• [Task description]: Gather all lines in the entries below that include the word "A变换方式".

(Items listed in a dataset)
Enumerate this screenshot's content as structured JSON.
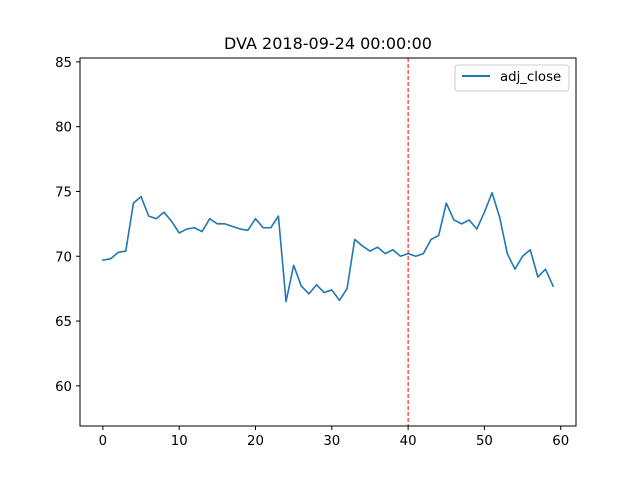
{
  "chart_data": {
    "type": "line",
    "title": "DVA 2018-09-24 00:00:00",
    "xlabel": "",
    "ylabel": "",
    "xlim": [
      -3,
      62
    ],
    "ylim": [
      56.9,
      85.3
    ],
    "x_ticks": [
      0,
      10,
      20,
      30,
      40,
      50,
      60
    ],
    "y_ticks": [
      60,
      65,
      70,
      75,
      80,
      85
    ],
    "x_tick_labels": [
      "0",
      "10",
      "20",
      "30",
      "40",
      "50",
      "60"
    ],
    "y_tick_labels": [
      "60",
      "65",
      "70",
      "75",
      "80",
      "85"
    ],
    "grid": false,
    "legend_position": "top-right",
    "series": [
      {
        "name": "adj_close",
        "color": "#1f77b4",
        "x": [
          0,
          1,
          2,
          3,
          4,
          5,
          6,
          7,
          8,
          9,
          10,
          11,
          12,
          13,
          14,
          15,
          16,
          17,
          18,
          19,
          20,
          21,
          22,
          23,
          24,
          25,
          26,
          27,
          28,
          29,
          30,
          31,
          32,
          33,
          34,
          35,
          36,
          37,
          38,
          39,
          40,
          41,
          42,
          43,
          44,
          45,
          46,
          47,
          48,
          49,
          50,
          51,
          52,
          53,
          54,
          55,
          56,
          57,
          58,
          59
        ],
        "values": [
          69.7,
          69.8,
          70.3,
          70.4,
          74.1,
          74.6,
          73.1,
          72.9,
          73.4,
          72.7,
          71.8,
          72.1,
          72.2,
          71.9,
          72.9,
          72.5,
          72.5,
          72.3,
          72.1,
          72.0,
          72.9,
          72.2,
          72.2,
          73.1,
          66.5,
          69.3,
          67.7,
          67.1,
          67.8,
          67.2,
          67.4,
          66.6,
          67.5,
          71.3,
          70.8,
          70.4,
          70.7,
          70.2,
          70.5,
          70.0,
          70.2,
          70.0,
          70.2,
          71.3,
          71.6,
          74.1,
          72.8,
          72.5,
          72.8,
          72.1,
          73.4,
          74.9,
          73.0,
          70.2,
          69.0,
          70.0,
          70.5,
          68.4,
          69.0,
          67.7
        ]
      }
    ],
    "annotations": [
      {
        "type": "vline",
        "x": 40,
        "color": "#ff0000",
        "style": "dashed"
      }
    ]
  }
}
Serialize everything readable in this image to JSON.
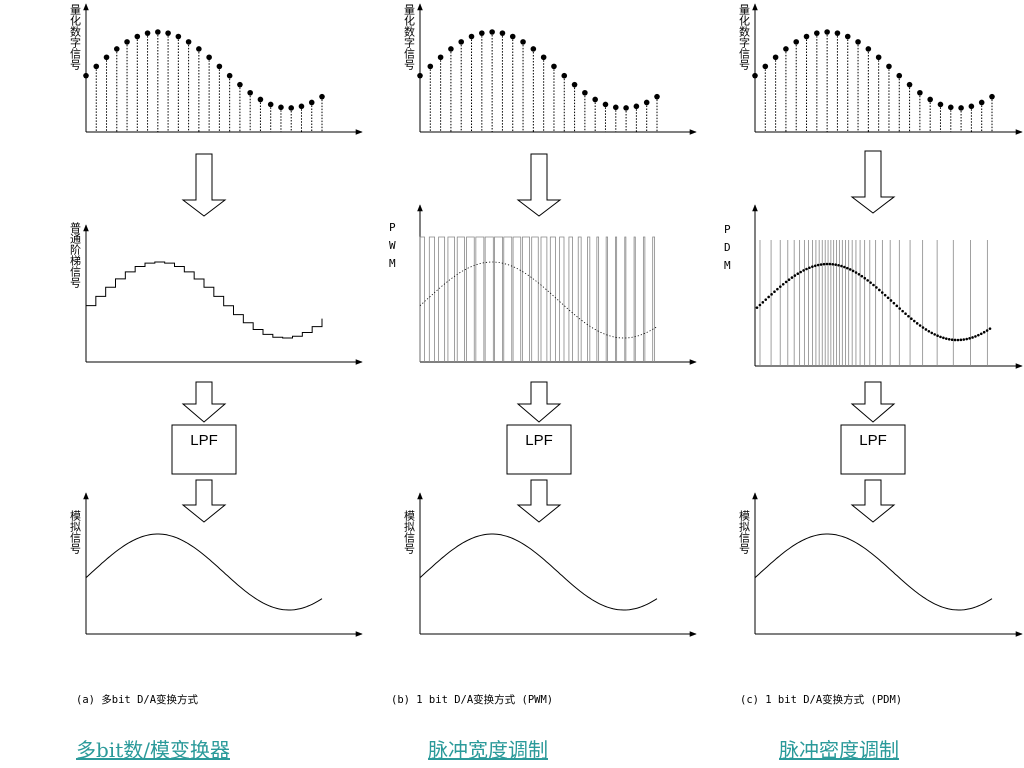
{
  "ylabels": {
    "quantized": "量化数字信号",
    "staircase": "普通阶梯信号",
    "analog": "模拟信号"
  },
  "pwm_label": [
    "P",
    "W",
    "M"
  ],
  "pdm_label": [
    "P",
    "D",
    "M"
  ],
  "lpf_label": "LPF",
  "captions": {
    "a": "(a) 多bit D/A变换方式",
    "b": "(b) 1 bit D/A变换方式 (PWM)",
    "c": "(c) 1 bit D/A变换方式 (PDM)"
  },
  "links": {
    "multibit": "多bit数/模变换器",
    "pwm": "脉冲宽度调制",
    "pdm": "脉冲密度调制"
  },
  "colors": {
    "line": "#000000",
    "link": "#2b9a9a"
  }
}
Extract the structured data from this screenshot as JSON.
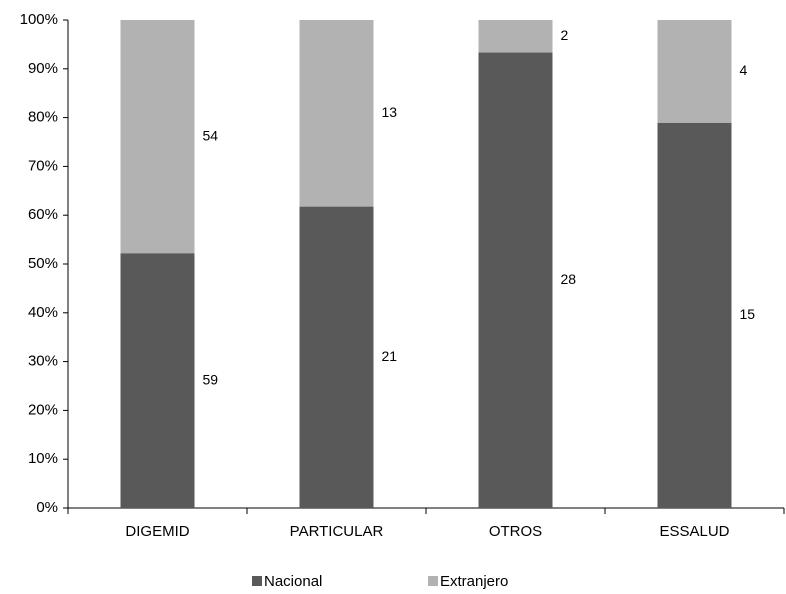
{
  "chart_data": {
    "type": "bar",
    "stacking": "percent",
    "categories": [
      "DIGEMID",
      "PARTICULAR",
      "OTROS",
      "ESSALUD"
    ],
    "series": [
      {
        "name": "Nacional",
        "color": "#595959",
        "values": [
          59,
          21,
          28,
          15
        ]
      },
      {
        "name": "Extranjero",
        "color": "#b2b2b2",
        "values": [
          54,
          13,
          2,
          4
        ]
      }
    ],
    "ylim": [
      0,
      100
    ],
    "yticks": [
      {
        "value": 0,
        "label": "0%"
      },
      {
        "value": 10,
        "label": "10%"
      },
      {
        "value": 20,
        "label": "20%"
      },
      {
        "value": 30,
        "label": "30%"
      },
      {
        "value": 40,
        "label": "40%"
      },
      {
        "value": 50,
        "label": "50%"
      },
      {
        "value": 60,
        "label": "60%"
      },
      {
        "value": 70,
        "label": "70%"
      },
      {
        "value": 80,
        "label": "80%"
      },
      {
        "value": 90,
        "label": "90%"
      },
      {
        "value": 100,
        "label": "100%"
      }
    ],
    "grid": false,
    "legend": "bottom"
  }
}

• [Exercise solution]:
    "a": "(a) 多bit D/A变换方式",
    "b": "(b) 1 bit D/A变换方式 (PWM)",
    "c": "(c) 1 bit D/A变换方式 (PDM)"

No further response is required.